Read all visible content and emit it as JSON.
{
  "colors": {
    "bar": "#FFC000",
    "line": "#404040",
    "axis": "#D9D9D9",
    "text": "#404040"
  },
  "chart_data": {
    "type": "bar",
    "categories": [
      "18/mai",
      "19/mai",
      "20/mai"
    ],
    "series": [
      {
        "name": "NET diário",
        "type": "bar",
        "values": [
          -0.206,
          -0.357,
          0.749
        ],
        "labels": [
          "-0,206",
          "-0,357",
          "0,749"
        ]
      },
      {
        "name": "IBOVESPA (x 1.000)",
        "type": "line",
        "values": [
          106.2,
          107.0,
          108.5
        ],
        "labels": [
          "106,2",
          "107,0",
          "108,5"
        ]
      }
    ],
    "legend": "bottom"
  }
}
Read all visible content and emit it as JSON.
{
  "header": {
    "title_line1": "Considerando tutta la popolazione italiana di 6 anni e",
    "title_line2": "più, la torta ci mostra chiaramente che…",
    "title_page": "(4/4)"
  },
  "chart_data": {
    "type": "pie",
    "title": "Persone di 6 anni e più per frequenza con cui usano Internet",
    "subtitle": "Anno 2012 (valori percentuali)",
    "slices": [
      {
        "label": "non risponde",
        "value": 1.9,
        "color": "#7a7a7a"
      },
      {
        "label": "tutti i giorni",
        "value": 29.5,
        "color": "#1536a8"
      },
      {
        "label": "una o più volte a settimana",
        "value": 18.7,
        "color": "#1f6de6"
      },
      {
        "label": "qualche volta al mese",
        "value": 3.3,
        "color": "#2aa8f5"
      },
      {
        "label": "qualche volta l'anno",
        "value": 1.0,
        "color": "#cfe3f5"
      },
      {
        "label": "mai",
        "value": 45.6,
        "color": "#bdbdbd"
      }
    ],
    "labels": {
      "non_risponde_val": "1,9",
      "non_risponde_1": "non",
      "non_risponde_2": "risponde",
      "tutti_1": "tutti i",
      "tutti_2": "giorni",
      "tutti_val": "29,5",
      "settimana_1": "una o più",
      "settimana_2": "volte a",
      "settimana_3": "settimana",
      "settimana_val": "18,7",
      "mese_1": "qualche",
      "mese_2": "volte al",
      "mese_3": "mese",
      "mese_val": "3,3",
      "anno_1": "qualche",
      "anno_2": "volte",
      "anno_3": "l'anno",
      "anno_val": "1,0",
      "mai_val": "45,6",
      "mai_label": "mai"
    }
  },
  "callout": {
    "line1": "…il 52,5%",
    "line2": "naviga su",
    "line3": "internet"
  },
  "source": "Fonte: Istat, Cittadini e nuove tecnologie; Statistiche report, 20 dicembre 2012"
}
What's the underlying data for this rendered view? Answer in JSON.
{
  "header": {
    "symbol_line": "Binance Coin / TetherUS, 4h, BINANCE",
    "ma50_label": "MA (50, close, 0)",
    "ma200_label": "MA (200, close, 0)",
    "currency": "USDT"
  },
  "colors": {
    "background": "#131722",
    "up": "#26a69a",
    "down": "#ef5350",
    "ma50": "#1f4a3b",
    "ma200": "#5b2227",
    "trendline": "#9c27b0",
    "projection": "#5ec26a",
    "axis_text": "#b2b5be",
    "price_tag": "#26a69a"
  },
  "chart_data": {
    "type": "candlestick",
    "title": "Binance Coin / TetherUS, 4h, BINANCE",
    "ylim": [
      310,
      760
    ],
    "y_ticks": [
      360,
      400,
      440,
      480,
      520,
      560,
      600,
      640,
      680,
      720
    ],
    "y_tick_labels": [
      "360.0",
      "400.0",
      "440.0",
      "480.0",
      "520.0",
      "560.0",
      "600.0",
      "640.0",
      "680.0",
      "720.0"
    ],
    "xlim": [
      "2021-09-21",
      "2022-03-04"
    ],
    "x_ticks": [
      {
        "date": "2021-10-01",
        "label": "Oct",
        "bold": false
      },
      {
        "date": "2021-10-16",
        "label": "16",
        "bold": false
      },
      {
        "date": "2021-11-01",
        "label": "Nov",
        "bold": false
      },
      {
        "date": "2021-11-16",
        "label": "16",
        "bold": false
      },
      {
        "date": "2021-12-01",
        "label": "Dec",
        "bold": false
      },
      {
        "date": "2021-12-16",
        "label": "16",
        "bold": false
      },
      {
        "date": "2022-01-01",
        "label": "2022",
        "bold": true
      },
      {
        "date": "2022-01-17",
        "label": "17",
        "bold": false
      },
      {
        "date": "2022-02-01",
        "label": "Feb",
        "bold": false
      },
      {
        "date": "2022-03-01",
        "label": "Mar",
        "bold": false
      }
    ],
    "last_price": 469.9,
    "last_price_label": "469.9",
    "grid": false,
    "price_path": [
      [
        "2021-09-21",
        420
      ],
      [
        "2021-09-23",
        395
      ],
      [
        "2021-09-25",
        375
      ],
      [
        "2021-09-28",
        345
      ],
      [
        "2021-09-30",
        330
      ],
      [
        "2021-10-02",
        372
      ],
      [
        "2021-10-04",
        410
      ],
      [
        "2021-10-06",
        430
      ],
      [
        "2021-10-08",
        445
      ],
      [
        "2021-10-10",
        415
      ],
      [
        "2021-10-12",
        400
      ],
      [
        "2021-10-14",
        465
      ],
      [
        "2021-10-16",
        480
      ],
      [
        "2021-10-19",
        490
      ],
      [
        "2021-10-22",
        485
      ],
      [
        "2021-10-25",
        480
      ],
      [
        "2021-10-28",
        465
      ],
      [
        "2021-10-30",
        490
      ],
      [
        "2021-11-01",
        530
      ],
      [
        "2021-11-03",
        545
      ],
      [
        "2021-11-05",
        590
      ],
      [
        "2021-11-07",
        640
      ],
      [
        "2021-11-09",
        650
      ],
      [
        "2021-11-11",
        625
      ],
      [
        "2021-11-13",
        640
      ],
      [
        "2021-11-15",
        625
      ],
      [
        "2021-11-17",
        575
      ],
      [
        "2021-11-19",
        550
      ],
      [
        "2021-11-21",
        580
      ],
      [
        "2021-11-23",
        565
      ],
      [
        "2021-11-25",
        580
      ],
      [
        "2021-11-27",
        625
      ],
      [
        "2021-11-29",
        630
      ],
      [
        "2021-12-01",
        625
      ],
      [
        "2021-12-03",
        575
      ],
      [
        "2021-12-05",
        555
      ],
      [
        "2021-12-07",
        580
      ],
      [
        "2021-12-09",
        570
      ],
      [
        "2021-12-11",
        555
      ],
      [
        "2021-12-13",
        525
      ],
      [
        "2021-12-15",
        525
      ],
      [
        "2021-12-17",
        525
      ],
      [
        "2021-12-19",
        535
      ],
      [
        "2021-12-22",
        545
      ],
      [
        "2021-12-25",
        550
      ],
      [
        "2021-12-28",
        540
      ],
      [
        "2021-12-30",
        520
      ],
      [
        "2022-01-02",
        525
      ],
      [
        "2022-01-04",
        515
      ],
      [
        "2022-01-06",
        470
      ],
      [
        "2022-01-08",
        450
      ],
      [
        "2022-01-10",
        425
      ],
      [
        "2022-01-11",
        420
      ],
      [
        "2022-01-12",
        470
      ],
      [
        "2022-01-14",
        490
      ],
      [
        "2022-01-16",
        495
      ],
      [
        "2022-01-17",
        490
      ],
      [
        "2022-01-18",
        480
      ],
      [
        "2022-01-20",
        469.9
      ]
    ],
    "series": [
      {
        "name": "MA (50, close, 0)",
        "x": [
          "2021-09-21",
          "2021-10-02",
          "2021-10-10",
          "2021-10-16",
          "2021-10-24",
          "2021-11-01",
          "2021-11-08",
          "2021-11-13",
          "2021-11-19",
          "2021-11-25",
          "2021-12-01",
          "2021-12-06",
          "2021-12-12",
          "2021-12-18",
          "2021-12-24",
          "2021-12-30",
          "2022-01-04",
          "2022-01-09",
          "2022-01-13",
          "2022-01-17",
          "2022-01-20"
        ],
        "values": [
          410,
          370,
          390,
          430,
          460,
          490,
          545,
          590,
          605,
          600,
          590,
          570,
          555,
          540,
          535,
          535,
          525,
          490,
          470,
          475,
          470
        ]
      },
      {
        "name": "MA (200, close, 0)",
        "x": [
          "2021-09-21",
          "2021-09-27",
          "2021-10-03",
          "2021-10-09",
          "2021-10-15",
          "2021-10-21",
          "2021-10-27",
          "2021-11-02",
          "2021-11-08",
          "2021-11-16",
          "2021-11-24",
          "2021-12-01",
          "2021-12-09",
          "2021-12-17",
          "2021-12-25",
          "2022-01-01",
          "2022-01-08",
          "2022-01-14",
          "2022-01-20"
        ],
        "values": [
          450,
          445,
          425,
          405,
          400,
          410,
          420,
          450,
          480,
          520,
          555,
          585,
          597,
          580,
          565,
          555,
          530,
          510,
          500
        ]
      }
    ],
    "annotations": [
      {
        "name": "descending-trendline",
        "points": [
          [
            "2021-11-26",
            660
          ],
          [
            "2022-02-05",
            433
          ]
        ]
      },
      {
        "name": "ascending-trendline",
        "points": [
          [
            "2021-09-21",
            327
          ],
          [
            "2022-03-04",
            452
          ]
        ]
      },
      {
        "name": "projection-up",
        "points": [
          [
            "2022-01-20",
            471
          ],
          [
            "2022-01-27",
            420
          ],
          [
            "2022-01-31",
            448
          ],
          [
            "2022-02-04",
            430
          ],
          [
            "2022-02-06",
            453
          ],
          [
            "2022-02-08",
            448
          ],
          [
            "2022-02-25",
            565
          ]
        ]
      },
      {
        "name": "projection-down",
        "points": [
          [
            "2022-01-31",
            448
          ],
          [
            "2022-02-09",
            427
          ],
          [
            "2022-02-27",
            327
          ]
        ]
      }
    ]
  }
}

◆ Exercise task
Pick out, from the lines above, every one that contains the string "close".

◆ Exercise result
    "ma50_label": "MA (50, close, 0)",
    "ma200_label": "MA (200, close, 0)",
        "name": "MA (50, close, 0)",
        "name": "MA (200, close, 0)",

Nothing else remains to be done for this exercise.